-------- Task inputs
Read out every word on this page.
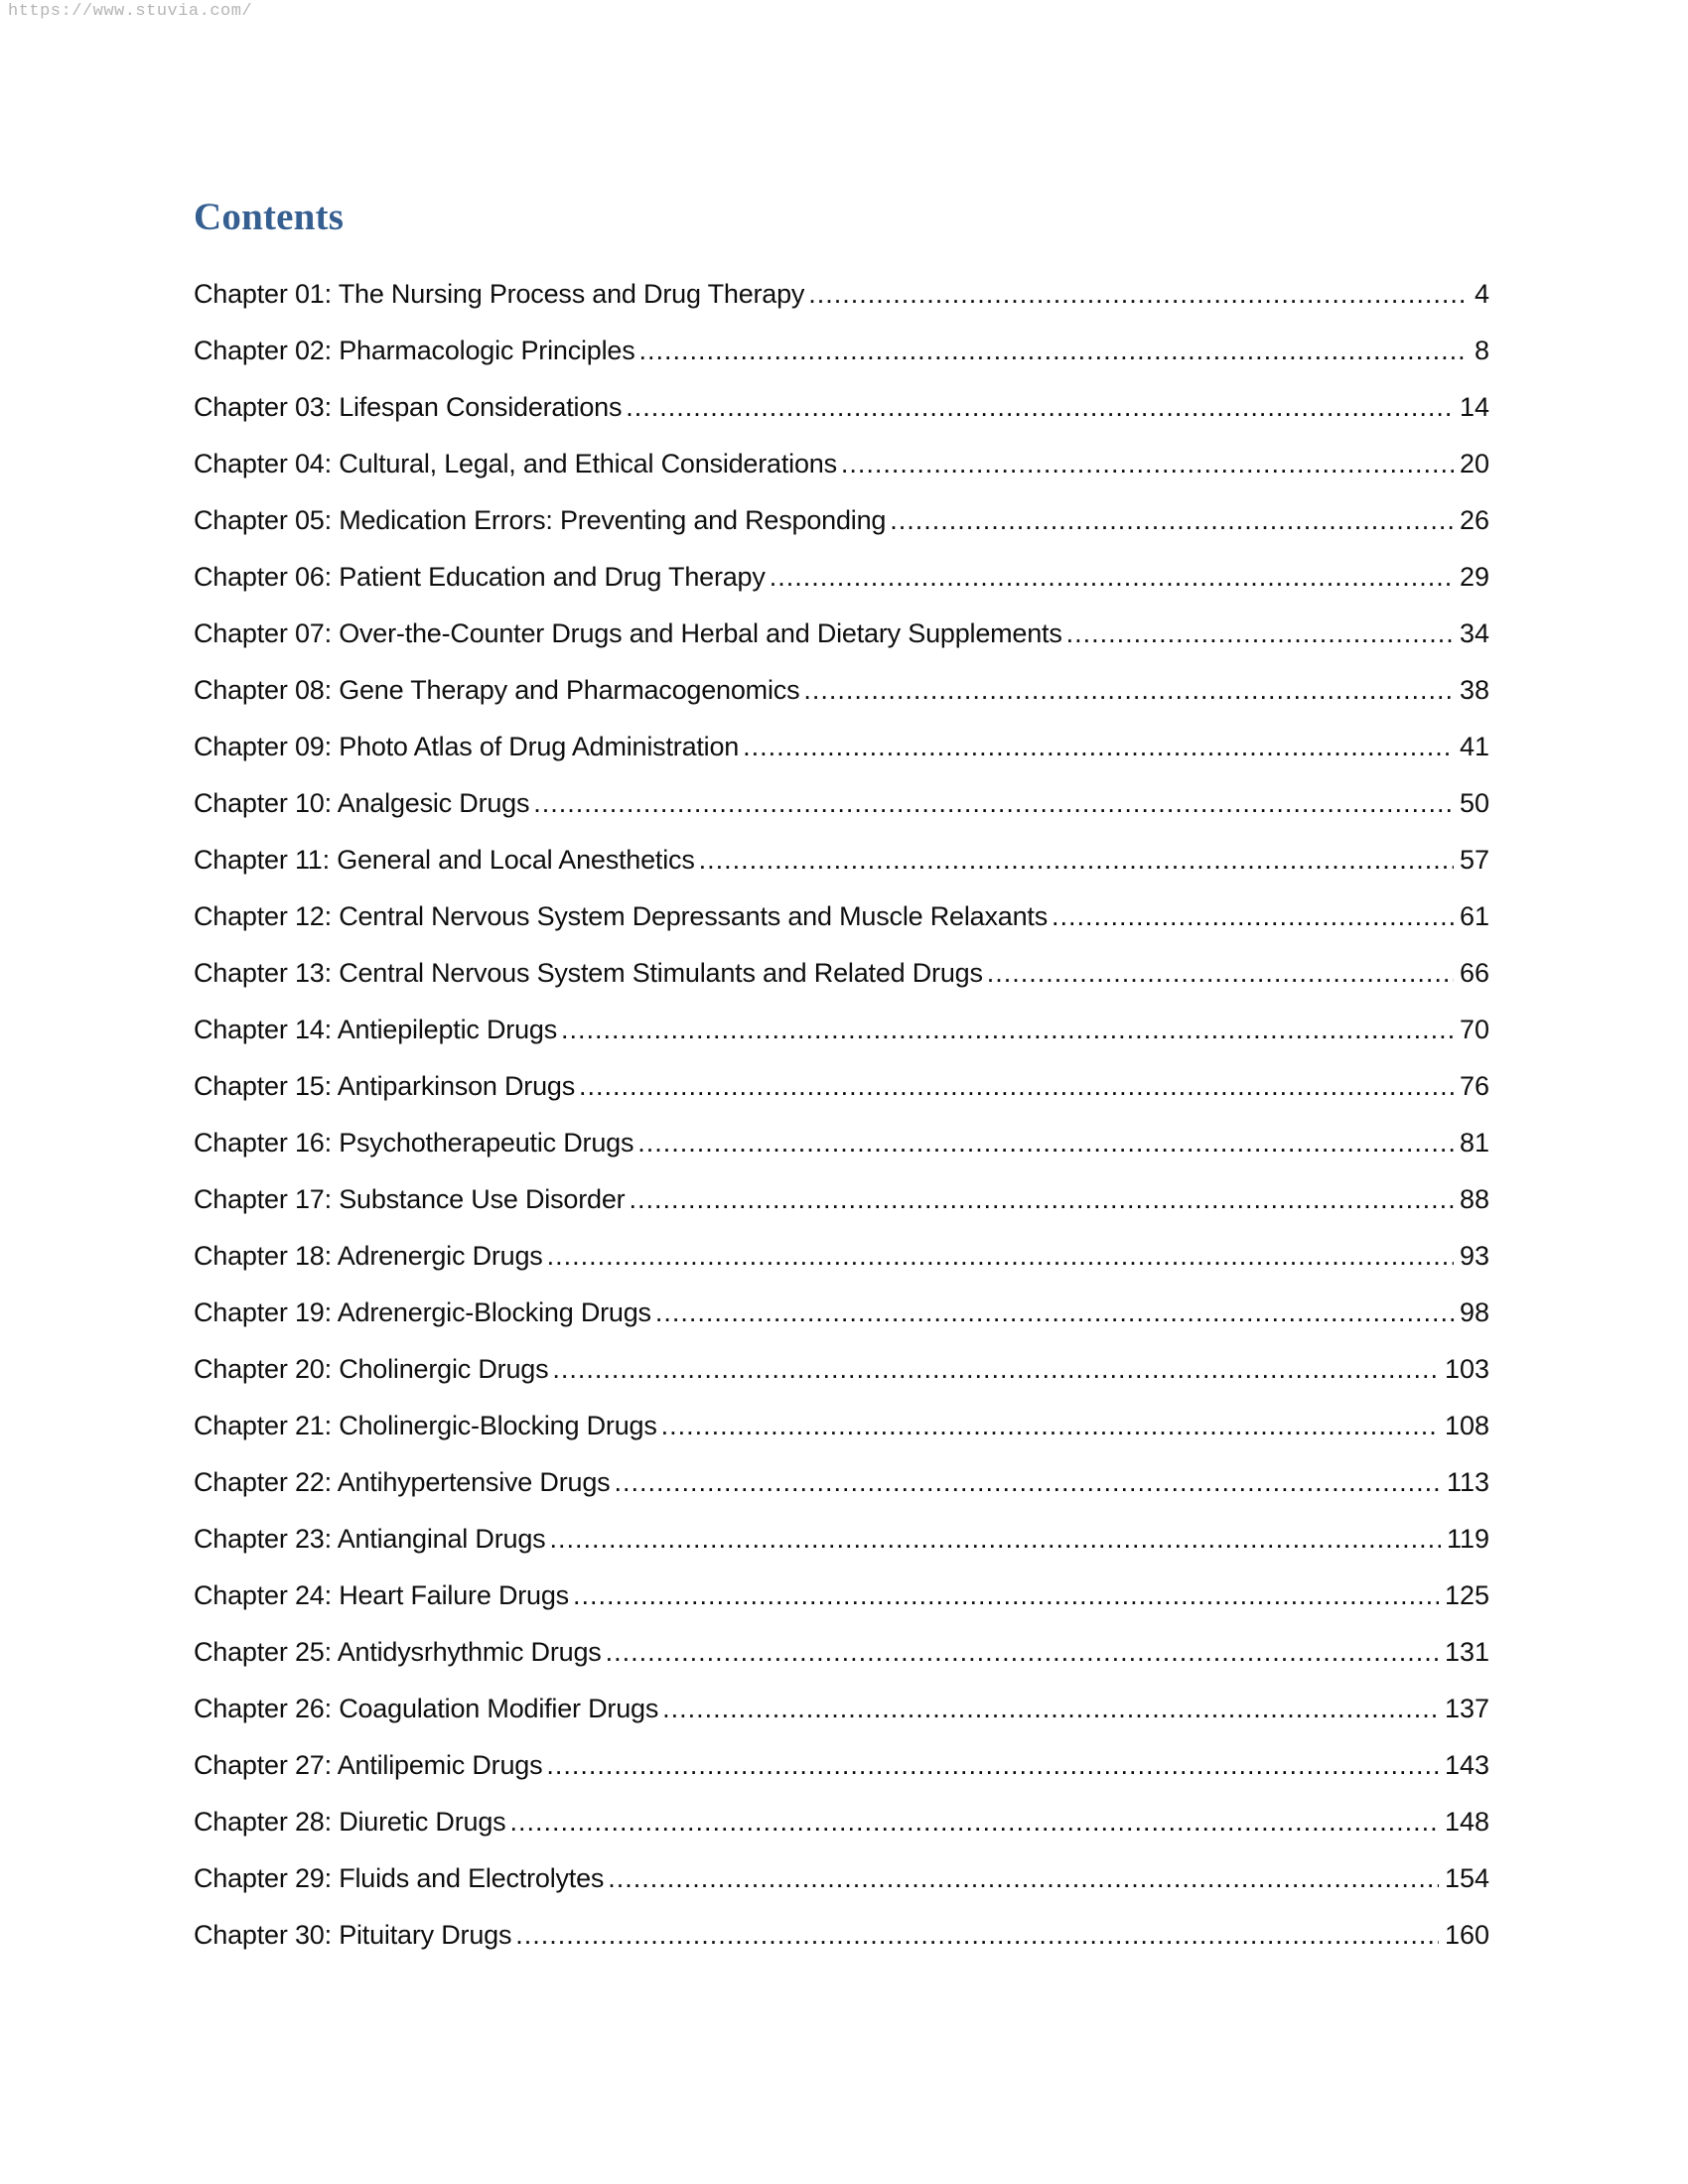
https://www.stuvia.com/
Contents
Chapter 01: The Nursing Process and Drug Therapy .....	4
Chapter 02: Pharmacologic Principles .....	8
Chapter 03: Lifespan Considerations .....	14
Chapter 04: Cultural, Legal, and Ethical Considerations .....	20
Chapter 05: Medication Errors: Preventing and Responding .....	26
Chapter 06: Patient Education and Drug Therapy .....	29
Chapter 07: Over-the-Counter Drugs and Herbal and Dietary Supplements .....	34
Chapter 08: Gene Therapy and Pharmacogenomics .....	38
Chapter 09: Photo Atlas of Drug Administration .....	41
Chapter 10: Analgesic Drugs .....	50
Chapter 11: General and Local Anesthetics .....	57
Chapter 12: Central Nervous System Depressants and Muscle Relaxants .....	61
Chapter 13: Central Nervous System Stimulants and Related Drugs .....	66
Chapter 14: Antiepileptic Drugs .....	70
Chapter 15: Antiparkinson Drugs .....	76
Chapter 16: Psychotherapeutic Drugs .....	81
Chapter 17: Substance Use Disorder .....	88
Chapter 18: Adrenergic Drugs .....	93
Chapter 19: Adrenergic-Blocking Drugs .....	98
Chapter 20: Cholinergic Drugs .....	103
Chapter 21: Cholinergic-Blocking Drugs .....	108
Chapter 22: Antihypertensive Drugs .....	113
Chapter 23: Antianginal Drugs .....	119
Chapter 24: Heart Failure Drugs .....	125
Chapter 25: Antidysrhythmic Drugs .....	131
Chapter 26: Coagulation Modifier Drugs .....	137
Chapter 27: Antilipemic Drugs .....	143
Chapter 28: Diuretic Drugs .....	148
Chapter 29: Fluids and Electrolytes .....	154
Chapter 30: Pituitary Drugs .....	160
----------------
Task instructions>
Reproduce every record exactly; images stay out.

Your solution>
Read out every word on this page.
https://www.stuvia.com/
Contents
Chapter 01: The Nursing Process and Drug Therapy .....	4
Chapter 02: Pharmacologic Principles .....	8
Chapter 03: Lifespan Considerations .....	14
Chapter 04: Cultural, Legal, and Ethical Considerations .....	20
Chapter 05: Medication Errors: Preventing and Responding .....	26
Chapter 06: Patient Education and Drug Therapy .....	29
Chapter 07: Over-the-Counter Drugs and Herbal and Dietary Supplements .....	34
Chapter 08: Gene Therapy and Pharmacogenomics .....	38
Chapter 09: Photo Atlas of Drug Administration .....	41
Chapter 10: Analgesic Drugs .....	50
Chapter 11: General and Local Anesthetics .....	57
Chapter 12: Central Nervous System Depressants and Muscle Relaxants .....	61
Chapter 13: Central Nervous System Stimulants and Related Drugs .....	66
Chapter 14: Antiepileptic Drugs .....	70
Chapter 15: Antiparkinson Drugs .....	76
Chapter 16: Psychotherapeutic Drugs .....	81
Chapter 17: Substance Use Disorder .....	88
Chapter 18: Adrenergic Drugs .....	93
Chapter 19: Adrenergic-Blocking Drugs .....	98
Chapter 20: Cholinergic Drugs .....	103
Chapter 21: Cholinergic-Blocking Drugs .....	108
Chapter 22: Antihypertensive Drugs .....	113
Chapter 23: Antianginal Drugs .....	119
Chapter 24: Heart Failure Drugs .....	125
Chapter 25: Antidysrhythmic Drugs .....	131
Chapter 26: Coagulation Modifier Drugs .....	137
Chapter 27: Antilipemic Drugs .....	143
Chapter 28: Diuretic Drugs .....	148
Chapter 29: Fluids and Electrolytes .....	154
Chapter 30: Pituitary Drugs .....	160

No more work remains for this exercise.